[TEXTE SOURCE]:
«Non quia timemus non audemus, sed quia non audemus, timemus»
-(Sénèque)
«Ce n'est pas parce que nous avons peur que nous n'osons pas; c'est parce que nous n'osons pas que nous avons peur».

« C’est du Parti libéral qu’on parle »

Une odeur effrayante

Je n’aime pas condamner un homme sur la base de la rumeur publique. S’il fallait se soumettre à sa loi, nous finirions tous d’une manière ou d’une autre en prison.

Mais il n’empêche qu’une odeur effrayante s’est emparée de la vie politique depuis quelques jours.

Corruption

On parle de soupçons à l’endroit d’un ancien premier ministre. On croit comprendre que certaines accusations graves contre des députés sont retenues pour l’instant.

Mais qu’on ne se mélange pas : ce ne sont pas tous les partis qui sont visés en ce moment.

C’est une illusion de parler de la classe politique globalement.

C’est du Parti libéral qu’on parle.

Il est parvenu en un peu plus de 10 ans à transformer le Québec en république de banane.

C’est qu’il y a une forme de vice originel dans le PLQ qui engendre une culture politique modérément portée sur l’intégrité.

Son rôle historique, c’est de faire accepter le fédéralisme canadien aux Québécois à tout prix.

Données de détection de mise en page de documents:

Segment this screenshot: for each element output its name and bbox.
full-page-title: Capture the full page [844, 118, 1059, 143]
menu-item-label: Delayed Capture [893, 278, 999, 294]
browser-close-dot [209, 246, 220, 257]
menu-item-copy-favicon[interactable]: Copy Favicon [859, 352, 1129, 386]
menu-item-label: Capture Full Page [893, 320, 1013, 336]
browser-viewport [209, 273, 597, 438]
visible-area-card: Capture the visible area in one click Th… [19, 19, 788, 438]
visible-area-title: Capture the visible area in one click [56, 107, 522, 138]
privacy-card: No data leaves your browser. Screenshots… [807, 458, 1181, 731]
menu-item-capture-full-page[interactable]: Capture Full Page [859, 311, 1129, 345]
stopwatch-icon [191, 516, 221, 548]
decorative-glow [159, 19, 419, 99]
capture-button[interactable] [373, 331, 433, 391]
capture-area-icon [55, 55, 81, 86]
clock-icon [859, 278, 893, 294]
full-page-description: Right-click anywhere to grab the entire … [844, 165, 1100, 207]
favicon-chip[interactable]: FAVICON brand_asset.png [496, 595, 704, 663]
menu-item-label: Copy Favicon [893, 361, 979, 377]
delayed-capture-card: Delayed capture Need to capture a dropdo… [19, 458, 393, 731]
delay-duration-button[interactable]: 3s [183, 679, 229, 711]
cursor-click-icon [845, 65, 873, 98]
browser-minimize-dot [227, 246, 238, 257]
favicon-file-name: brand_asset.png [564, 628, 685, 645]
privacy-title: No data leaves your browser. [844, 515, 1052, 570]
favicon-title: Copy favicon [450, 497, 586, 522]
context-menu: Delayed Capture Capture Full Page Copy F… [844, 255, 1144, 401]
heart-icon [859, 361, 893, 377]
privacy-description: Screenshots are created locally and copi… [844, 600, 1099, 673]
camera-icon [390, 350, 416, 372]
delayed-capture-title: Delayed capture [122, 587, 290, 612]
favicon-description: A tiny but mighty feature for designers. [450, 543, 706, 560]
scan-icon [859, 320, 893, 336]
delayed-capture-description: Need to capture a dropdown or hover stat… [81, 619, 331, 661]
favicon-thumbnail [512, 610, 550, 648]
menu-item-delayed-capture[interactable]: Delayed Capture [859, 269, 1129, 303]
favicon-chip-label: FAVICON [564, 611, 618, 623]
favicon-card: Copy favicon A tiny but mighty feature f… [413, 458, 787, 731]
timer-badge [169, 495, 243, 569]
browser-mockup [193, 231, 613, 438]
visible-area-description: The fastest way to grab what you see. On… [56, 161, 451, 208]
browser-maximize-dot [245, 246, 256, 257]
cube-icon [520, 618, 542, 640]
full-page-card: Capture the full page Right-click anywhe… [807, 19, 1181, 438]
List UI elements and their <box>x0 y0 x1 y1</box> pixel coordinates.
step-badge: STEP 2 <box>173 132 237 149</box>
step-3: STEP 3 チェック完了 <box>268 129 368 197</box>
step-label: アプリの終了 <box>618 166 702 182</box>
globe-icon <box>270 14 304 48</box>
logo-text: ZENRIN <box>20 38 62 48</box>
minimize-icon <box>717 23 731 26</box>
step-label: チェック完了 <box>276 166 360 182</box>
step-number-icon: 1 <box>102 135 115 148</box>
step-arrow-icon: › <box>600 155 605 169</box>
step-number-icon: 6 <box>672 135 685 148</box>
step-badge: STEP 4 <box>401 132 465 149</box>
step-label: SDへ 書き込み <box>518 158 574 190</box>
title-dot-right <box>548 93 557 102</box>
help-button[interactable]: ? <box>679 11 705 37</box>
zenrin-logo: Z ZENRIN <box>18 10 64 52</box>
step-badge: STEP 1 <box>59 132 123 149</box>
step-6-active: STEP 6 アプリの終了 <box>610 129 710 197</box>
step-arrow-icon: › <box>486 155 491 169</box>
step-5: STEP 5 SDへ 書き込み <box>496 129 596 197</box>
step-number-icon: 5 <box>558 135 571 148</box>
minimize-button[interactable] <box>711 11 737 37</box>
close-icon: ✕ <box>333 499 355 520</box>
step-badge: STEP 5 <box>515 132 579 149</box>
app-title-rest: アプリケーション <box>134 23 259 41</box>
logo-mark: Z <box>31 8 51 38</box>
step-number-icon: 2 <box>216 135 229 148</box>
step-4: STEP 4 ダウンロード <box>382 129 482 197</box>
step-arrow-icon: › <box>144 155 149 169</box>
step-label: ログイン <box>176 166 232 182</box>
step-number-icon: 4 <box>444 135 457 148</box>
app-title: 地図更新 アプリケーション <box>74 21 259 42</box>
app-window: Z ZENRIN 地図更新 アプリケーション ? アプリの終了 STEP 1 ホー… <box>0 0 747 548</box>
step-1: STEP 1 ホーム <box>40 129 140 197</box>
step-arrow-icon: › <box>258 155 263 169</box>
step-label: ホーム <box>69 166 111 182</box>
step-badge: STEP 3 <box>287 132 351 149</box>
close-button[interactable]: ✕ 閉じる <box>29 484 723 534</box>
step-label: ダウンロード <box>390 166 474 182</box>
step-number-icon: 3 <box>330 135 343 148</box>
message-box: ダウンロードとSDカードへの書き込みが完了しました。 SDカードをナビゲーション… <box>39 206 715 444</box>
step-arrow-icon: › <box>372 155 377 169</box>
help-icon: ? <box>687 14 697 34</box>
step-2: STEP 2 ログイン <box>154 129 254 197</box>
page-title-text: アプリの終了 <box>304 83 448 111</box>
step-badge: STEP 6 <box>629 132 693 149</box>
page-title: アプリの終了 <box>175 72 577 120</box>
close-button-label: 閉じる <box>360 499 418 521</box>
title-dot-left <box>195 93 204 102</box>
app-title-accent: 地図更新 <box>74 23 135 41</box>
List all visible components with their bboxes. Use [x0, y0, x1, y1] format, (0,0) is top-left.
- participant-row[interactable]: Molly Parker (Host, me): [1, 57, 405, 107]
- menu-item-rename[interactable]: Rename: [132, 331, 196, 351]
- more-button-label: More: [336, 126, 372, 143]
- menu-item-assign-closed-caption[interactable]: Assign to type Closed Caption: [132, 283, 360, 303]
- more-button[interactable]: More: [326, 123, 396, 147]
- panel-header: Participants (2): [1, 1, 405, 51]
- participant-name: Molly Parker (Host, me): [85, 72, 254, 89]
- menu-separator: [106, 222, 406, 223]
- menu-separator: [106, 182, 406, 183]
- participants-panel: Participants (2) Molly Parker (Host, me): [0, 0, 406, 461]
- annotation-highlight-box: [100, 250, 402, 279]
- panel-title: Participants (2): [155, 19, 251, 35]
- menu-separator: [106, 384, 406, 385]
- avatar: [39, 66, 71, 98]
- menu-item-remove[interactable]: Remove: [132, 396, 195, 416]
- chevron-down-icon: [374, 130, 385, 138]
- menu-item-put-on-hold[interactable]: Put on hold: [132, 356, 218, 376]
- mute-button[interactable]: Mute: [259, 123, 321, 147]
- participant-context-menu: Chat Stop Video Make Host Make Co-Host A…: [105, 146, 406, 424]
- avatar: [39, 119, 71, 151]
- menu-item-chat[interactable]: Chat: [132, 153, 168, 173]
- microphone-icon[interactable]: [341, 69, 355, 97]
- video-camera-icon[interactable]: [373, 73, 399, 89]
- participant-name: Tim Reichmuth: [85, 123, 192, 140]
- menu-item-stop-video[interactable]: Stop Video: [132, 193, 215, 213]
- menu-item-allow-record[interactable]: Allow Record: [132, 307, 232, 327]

[CONSIGNE]: Poursuivez le texte sur le Parti libéral du Québec à la suite de sa dernière phrase.

[RÉPONSE]:
Fédéralisme

C’est la logique du Canada depuis plus de 150 ans : il achète nos élites en leur donnant une situation avantageuse. En échange, elles devront nous vanter le Canada et décourager toute velléité nationaliste. C’est le bon deal fédéraliste.

Disons-le autrement : le PLQ est le parti qui rassemble la part de nos élites prête à se vendre au fédéralisme.

Pour elle, le Canada est vraiment payant.

À terme, ceux qui se soumettent à cette logique ne s’en rendent plus compte. Ils ont l’impression de servir une gouvernance réaliste. C’est peut-être ça que les libéraux appellent les vraies affaires.

Cela ne veut pas dire qu’on n’y trouve pas des gens parfaitement honorables, qui y voient un véhicule pour servir leurs citoyens. Cela va même de soi.

Mais soyons lucides : en rejoignant le camp fédéraliste, on grimpera plus rapidement l’ascenseur social. On y adhère plus aisément par intérêt que par idéal.